» **Tasks**:
A - Answer these about the UTF-16 database thread below, one line each:
(i) With which driver does the code give the correct characters on Ubuntu?
(ii) Which R version appears in the session info that runs under Windows 7 x64?
(iii) Which function takes the DBMSencoding argument?
B - Which base packages does the UTF-16 database thread below list as attached?
C - In the UTF-16 database thread below, why does Duncan Murdoch suggest RODBC as an alternative to DBI and odbc? Answer in one to three sentences.

» **Text extract**:
Re: Problem with reading data from an UTF-16 database

Duncan Murdoch-2
On 14/03/2018 7:15 AM, Thierry Onkelinx wrote:
> Dear all,
>
> We have a problem with reading some characters correctly from an UTF-16
> encoded database. The code below givens the correct characters on Ubuntu
> with the_driver = {ODBC Driver 13 for SQL Server}. On Windows (with
> the_driver = {SQL Server}), special characters like '♂' and '♀' are
> returned as '?'. I've added the sessionInfo() output from both machines.
>
> Any suggestions on how to fix the problem?

I haven't tried it, but the RODBC package includes an argument
DBMSencoding in the odbcDriverConnect function.  So maybe you could use
that instead of DBI and odbc.

Duncan Murdoch

>
> Best regards,
>
> Thierry
>
> library(DBI)
> con <- dbConnect(odbc::odbc(), .connection_string =
> "Driver=the_drive;Server=our_server;Database=the_database;Trusted_Connection=Yes;")
> dbGetQuery(con, sql_statement)
>
>
> R version 3.4.2 (2017-09-28)
> Platform: i386-w64-mingw32/i386 (32-bit)
> Running under: Windows 7 x64 (build 7601) Service Pack 1
>
> Matrix products: default
>
> locale:
> [1] LC_COLLATE=Dutch_Belgium.1252  LC_CTYPE=Dutch_Belgium.1252
> LC_MONETARY=Dutch_Belgium.1252 LC_NUMERIC=C
> [5] LC_TIME=Dutch_Belgium.1252
>
> attached base packages:
> [1] stats     graphics  grDevices utils     datasets  methods   base
>
> other attached packages:
> [1] RODBC_1.3-15 DBI_0.8
>
> loaded via a namespace (and not attached):
>   [1] Rcpp_0.12.14    R6_2.2.2        odbc_1.1.5      magrittr_1.5
> pillar_1.1.0    rlang_0.2.0     testthat_2.0.0
>   [8] blob_1.1.0      drat_0.1.3      fortunes_1.5-4  tools_3.4.2
>   bit64_0.9-7     bit_1.1-12      hms_0.4.0
> [15] yaml_2.1.14     compiler_3.4.2  pkgconfig_2.0.1 tibble_1.4.2
>
>
> R version 3.4.3 (2017-11-30)

» **Data extract**:
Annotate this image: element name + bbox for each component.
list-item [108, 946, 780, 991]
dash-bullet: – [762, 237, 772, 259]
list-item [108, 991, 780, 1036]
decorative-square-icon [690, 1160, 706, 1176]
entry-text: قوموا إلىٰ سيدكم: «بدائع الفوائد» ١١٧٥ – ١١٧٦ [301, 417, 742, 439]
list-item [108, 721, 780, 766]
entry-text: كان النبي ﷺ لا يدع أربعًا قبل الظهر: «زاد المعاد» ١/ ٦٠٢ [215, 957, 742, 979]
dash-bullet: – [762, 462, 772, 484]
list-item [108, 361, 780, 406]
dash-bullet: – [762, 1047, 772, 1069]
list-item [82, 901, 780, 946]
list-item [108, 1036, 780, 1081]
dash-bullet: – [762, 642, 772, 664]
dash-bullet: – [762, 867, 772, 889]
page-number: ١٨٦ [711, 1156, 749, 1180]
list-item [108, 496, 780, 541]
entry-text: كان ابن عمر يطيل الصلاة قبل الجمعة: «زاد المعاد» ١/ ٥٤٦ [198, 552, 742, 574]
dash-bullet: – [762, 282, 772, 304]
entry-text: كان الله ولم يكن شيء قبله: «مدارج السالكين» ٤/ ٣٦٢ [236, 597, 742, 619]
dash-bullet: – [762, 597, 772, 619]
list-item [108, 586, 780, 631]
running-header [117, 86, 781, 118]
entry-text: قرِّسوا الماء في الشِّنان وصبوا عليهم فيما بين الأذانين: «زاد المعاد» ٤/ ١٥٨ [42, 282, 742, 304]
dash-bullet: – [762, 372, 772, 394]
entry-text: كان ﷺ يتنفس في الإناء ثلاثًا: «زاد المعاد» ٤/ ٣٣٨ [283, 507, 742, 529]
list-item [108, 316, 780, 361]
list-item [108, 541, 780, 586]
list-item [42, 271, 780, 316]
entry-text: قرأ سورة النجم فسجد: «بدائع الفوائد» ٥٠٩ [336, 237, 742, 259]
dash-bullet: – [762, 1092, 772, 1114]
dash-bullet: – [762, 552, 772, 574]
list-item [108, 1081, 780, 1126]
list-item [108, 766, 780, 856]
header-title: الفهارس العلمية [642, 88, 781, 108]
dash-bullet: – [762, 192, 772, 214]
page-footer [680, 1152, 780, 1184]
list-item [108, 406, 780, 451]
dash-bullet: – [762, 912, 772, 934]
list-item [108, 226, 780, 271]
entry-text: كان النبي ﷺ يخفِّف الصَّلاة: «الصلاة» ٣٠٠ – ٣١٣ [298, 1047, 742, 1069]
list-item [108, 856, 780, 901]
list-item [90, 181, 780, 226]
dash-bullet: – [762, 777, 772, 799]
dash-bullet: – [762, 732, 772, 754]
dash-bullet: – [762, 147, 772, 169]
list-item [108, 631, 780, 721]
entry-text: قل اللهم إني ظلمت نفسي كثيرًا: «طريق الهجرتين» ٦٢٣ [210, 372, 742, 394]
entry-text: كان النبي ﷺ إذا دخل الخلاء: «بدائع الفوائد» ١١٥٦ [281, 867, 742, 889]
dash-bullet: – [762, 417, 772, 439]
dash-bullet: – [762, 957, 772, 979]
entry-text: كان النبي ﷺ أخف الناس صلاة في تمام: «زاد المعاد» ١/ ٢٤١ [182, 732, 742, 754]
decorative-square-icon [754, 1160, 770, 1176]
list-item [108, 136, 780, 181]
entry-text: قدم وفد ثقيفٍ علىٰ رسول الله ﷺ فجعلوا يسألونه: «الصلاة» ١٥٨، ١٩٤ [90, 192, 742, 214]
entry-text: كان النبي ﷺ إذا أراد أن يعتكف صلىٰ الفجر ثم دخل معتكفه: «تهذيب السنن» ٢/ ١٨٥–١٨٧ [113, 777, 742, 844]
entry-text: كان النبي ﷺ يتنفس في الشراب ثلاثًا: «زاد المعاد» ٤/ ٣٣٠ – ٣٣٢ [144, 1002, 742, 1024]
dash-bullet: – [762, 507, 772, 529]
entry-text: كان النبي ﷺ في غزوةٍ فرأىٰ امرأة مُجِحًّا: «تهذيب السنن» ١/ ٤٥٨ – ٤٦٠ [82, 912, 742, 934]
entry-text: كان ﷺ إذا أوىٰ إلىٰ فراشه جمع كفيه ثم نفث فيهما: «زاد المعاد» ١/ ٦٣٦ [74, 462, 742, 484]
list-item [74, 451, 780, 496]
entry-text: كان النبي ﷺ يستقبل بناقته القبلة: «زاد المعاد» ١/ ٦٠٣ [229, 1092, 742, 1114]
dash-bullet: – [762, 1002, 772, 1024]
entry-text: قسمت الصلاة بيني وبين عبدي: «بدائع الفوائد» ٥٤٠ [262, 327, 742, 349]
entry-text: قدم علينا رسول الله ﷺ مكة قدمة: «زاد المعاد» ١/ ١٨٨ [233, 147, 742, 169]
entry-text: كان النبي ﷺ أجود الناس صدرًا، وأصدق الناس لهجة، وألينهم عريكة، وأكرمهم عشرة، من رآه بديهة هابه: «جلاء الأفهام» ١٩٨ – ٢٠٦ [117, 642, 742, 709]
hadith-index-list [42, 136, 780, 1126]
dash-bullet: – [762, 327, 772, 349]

» **Final results**:
A -
(i) ODBC Driver 13 for SQL Server
(ii) R version 3.4.2 (2017-09-28)
(iii) odbcDriverConnect, in the RODBC package

B - stats, graphics, grDevices, utils, datasets, methods, base

C - The RODBC package includes a DBMSencoding argument in its odbcDriverConnect function. He therefore suggests it as a possible replacement, though he says he hasn't tried it.